## START Given records

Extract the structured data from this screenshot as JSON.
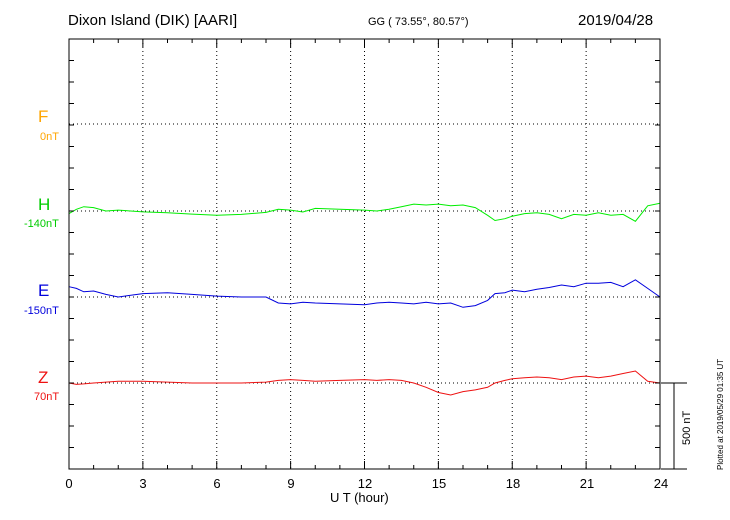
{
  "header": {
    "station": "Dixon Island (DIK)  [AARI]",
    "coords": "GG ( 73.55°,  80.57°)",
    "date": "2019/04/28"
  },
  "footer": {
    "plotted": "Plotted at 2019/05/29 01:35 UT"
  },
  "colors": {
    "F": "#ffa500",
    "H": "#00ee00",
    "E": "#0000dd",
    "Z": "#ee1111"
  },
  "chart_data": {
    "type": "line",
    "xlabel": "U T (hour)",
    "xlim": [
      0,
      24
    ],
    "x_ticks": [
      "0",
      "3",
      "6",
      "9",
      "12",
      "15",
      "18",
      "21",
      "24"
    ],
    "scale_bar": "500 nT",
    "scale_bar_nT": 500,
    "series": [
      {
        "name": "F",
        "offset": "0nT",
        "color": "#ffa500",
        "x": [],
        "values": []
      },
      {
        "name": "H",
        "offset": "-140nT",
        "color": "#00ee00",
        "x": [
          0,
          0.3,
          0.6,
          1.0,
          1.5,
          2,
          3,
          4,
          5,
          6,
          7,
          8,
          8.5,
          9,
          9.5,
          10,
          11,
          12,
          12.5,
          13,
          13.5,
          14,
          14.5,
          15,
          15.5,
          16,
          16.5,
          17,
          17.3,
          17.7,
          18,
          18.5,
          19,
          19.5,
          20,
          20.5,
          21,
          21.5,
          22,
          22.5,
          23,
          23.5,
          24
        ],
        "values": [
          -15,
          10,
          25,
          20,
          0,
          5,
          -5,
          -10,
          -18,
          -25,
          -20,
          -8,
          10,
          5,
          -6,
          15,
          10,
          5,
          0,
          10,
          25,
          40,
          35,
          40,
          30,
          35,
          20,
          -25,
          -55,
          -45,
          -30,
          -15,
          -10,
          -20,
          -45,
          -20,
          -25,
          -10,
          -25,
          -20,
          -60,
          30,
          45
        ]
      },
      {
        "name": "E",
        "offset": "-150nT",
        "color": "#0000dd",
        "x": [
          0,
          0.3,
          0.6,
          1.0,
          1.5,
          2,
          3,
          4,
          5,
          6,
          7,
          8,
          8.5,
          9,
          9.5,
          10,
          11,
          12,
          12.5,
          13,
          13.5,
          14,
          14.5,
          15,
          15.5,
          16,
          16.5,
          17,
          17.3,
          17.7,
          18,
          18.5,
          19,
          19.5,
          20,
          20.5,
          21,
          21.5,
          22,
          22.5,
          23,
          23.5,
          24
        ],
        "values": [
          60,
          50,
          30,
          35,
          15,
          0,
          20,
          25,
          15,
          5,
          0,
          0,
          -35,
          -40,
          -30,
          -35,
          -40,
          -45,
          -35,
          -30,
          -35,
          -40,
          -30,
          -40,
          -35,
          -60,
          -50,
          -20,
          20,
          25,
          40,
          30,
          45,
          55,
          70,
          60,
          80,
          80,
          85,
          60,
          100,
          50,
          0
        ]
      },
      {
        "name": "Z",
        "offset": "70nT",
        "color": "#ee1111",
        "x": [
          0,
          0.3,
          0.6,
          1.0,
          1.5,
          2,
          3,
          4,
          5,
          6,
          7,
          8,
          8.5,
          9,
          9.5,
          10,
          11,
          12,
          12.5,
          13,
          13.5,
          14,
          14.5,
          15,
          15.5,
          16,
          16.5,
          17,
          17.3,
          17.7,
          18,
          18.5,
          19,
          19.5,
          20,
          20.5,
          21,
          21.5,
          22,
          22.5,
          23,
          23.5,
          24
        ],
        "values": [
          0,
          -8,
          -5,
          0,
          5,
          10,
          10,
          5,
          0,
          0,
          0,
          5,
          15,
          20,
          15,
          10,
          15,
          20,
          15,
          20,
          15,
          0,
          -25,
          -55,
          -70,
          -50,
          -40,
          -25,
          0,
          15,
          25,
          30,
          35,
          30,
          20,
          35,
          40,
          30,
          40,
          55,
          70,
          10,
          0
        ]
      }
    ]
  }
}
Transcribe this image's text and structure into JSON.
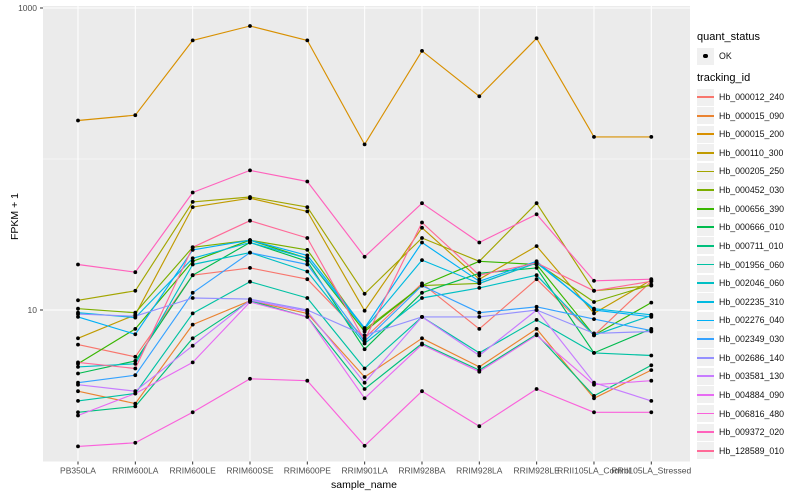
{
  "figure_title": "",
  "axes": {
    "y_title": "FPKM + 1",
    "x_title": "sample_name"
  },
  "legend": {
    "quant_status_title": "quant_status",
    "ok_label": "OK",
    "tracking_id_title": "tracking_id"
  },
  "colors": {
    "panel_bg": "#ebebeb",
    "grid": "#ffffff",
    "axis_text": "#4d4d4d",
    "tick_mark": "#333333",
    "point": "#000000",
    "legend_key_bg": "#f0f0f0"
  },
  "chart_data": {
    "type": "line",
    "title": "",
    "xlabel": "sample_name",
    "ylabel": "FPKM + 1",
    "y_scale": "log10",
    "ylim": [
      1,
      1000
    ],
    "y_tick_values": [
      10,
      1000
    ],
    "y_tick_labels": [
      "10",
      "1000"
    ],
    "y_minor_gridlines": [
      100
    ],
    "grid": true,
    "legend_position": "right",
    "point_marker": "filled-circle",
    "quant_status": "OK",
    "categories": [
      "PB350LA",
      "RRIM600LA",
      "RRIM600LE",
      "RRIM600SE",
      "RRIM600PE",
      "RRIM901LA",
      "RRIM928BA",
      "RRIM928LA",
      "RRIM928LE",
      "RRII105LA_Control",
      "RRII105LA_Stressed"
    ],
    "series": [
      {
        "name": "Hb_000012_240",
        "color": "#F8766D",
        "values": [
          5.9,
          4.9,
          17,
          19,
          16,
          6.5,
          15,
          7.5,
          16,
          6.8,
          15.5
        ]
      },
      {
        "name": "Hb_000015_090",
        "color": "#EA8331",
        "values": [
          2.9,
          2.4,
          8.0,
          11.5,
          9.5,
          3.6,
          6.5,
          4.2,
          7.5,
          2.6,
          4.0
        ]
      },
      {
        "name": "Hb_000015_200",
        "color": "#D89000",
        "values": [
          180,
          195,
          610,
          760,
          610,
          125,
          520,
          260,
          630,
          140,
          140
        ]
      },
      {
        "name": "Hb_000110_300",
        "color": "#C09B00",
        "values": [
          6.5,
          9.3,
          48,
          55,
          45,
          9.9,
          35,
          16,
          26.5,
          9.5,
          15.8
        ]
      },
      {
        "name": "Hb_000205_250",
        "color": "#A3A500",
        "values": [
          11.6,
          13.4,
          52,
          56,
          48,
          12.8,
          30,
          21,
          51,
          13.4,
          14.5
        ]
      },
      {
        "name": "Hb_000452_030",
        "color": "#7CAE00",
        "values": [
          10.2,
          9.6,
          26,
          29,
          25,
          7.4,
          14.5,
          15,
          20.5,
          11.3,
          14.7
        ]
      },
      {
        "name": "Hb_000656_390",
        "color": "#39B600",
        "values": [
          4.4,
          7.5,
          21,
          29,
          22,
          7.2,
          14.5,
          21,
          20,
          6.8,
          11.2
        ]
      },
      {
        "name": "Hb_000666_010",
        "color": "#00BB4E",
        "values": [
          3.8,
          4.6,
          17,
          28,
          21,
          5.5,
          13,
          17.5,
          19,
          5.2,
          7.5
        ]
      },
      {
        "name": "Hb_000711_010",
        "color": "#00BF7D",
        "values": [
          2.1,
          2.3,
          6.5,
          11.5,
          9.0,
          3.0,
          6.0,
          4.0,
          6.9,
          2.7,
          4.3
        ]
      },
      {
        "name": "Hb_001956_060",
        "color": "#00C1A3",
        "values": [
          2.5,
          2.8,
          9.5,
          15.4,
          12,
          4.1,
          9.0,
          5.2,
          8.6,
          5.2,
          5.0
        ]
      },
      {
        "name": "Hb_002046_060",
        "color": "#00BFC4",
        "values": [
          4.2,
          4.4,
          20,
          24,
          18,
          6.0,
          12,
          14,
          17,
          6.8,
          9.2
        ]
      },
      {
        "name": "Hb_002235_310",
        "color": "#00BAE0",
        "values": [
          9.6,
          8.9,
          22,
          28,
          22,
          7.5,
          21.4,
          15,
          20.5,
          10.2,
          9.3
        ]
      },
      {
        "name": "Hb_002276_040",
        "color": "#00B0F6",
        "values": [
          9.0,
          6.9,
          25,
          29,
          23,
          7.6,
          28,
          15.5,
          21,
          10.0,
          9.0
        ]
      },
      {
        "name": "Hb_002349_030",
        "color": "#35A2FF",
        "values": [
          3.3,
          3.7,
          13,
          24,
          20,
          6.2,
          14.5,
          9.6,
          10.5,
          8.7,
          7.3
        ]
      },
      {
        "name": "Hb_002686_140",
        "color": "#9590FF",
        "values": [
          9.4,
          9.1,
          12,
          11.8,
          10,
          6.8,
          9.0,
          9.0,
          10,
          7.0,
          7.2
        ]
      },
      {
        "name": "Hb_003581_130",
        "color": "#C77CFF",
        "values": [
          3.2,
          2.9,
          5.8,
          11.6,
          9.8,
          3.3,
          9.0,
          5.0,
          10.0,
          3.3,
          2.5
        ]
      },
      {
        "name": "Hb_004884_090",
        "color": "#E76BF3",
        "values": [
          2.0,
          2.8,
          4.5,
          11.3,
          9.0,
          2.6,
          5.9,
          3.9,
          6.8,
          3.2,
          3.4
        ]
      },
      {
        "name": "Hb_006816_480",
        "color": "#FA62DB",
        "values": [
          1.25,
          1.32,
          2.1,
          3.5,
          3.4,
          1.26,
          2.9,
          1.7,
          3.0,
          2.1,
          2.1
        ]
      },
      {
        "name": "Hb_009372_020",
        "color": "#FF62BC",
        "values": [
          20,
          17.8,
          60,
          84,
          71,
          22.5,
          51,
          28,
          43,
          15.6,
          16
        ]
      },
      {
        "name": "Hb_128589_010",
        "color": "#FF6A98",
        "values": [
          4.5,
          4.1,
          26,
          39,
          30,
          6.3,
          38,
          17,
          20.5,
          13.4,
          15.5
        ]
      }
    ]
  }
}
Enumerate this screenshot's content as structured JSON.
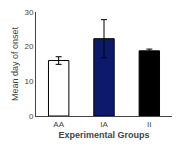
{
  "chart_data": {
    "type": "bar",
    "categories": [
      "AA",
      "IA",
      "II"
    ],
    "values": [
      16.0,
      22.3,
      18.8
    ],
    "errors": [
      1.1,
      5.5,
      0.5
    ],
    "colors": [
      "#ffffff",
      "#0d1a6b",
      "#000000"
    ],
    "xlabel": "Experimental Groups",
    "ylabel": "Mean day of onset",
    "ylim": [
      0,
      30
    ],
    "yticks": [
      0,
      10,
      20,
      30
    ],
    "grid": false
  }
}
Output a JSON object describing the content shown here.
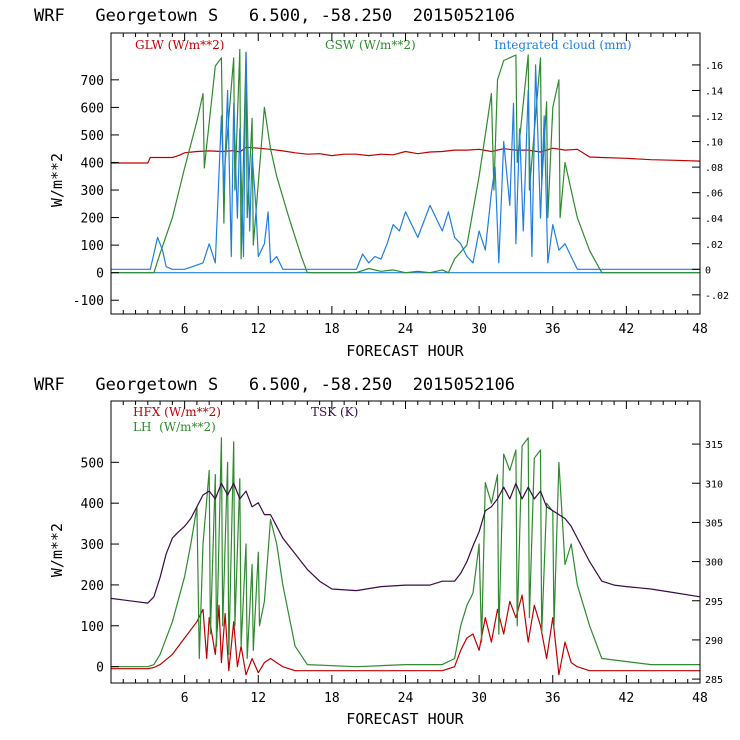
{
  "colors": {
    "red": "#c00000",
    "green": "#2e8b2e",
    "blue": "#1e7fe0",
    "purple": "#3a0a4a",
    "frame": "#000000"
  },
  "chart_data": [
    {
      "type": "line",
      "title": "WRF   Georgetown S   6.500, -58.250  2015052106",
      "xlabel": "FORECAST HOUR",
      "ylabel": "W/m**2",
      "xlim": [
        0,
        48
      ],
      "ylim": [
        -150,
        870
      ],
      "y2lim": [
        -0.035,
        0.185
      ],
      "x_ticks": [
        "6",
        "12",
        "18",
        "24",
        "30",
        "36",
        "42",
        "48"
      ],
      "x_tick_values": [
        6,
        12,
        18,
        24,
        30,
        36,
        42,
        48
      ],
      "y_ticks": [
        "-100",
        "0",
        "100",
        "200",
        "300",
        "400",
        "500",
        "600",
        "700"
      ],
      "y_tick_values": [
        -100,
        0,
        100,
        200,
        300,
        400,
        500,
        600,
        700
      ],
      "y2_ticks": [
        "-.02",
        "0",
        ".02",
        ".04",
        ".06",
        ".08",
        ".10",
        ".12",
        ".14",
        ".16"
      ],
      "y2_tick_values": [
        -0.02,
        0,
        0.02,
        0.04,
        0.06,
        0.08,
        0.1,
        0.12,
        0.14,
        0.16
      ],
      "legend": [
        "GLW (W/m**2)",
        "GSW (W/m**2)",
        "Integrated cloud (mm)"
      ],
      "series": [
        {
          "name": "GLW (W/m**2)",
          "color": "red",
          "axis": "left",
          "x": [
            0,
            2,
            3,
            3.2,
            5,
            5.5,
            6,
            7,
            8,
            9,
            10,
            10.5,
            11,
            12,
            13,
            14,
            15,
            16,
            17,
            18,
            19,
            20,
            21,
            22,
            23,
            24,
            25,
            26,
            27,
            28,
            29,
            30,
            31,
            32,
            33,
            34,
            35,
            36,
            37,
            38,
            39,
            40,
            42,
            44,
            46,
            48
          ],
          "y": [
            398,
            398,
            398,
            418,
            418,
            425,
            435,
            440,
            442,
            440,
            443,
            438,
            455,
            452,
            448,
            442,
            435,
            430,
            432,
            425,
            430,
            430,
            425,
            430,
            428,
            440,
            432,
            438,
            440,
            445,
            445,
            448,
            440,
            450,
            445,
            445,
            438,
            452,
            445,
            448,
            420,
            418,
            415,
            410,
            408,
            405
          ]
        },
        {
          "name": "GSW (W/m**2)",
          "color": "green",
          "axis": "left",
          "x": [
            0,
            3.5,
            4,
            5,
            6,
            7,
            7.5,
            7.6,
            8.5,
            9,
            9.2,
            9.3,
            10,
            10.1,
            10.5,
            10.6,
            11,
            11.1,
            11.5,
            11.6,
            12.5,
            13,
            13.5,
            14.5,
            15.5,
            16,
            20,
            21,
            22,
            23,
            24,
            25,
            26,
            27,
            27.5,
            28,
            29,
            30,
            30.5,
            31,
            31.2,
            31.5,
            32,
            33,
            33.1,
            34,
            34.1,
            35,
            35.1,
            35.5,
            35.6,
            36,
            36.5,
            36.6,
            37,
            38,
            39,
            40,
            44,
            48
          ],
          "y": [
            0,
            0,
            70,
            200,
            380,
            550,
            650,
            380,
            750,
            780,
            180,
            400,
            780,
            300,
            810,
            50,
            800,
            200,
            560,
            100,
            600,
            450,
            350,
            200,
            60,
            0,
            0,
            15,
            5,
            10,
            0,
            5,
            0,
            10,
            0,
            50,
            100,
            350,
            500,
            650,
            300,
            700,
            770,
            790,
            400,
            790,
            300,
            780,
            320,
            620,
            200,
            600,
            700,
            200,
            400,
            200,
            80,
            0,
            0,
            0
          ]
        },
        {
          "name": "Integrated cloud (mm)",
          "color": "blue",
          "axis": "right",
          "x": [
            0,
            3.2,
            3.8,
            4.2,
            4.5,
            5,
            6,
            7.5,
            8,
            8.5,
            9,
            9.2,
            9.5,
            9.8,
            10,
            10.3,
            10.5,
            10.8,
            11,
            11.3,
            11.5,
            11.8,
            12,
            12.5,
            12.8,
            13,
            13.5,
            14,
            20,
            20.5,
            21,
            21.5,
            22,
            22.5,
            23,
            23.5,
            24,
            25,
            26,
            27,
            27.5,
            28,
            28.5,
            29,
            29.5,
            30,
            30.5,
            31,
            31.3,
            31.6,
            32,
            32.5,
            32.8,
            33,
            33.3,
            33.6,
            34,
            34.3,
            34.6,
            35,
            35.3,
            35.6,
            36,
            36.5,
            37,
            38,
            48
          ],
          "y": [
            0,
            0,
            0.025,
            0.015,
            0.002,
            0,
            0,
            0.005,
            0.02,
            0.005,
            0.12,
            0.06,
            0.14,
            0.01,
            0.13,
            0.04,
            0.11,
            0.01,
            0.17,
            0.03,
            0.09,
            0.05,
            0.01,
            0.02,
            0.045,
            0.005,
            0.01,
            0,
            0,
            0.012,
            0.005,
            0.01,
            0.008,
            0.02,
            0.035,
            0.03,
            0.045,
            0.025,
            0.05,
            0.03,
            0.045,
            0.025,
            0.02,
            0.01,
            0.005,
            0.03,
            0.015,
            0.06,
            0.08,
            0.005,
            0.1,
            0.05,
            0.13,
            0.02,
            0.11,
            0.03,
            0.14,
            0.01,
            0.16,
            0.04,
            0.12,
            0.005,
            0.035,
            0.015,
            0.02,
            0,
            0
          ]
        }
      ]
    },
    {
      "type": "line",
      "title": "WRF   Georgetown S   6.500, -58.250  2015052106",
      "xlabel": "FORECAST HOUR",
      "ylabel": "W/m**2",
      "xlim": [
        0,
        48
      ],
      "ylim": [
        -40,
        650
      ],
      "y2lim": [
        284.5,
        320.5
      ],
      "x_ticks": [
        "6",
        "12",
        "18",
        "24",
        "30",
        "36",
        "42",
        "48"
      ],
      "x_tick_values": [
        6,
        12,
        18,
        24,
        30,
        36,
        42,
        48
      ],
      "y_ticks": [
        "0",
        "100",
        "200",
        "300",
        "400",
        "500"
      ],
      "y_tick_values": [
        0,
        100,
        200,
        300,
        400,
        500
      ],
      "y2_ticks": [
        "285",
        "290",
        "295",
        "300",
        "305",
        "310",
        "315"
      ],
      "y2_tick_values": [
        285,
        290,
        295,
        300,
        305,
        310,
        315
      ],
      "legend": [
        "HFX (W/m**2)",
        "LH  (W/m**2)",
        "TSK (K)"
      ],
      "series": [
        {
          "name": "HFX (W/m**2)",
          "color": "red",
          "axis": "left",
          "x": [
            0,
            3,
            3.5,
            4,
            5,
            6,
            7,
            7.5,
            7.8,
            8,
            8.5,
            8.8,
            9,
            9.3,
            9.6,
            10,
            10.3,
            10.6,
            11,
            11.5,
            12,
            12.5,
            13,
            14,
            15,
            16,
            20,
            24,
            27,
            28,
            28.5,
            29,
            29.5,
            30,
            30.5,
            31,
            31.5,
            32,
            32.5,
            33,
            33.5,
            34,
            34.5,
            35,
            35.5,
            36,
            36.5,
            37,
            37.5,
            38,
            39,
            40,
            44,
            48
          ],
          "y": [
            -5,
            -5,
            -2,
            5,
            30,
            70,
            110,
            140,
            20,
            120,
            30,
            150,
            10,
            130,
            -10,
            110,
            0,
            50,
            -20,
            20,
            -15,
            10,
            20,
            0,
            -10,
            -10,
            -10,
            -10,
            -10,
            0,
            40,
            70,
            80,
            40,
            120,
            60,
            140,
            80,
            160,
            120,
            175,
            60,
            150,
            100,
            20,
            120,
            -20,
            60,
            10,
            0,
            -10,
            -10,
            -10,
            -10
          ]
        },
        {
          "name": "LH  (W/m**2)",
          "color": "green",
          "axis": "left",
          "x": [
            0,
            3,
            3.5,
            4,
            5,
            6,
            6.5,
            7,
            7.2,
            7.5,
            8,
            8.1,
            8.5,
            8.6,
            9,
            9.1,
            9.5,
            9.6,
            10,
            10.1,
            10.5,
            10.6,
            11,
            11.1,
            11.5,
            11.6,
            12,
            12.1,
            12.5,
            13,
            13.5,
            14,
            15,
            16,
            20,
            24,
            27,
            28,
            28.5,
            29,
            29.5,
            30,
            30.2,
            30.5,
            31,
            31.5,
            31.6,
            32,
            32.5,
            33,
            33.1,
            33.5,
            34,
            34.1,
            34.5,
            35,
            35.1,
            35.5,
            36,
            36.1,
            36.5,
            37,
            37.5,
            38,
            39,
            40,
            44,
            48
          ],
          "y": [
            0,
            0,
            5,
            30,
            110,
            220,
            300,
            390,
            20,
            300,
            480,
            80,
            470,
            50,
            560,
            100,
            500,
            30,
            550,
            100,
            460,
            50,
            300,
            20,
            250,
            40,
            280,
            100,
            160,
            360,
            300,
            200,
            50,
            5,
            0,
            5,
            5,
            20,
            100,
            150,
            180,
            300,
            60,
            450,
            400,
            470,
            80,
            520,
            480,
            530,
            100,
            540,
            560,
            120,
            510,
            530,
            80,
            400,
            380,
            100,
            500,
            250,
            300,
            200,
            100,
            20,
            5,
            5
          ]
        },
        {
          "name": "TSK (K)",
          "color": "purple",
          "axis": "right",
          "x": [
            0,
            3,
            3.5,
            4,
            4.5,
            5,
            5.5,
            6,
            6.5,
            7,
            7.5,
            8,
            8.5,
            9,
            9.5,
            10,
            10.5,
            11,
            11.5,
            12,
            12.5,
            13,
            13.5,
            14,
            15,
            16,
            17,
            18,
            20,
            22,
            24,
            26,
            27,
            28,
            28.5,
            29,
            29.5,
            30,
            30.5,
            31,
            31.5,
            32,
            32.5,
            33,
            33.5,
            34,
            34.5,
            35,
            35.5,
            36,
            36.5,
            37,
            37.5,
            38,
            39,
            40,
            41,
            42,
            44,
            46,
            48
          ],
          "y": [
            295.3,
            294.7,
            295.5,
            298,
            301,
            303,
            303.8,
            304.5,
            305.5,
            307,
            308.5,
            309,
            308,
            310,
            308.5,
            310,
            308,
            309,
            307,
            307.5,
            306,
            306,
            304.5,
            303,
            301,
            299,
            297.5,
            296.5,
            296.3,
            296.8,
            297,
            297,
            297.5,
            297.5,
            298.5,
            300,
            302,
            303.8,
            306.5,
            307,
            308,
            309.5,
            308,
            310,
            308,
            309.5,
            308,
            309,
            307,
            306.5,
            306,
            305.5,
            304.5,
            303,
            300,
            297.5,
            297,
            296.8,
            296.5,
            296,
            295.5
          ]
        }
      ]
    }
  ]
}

## END Given records

Where a line in the entries holds "ylabel", copy that line.

    "ylabel": "FPKM + 1",
    "ylabel": "Mean day of onset",
      "ylabel": "W/m**2",
      "ylabel": "W/m**2",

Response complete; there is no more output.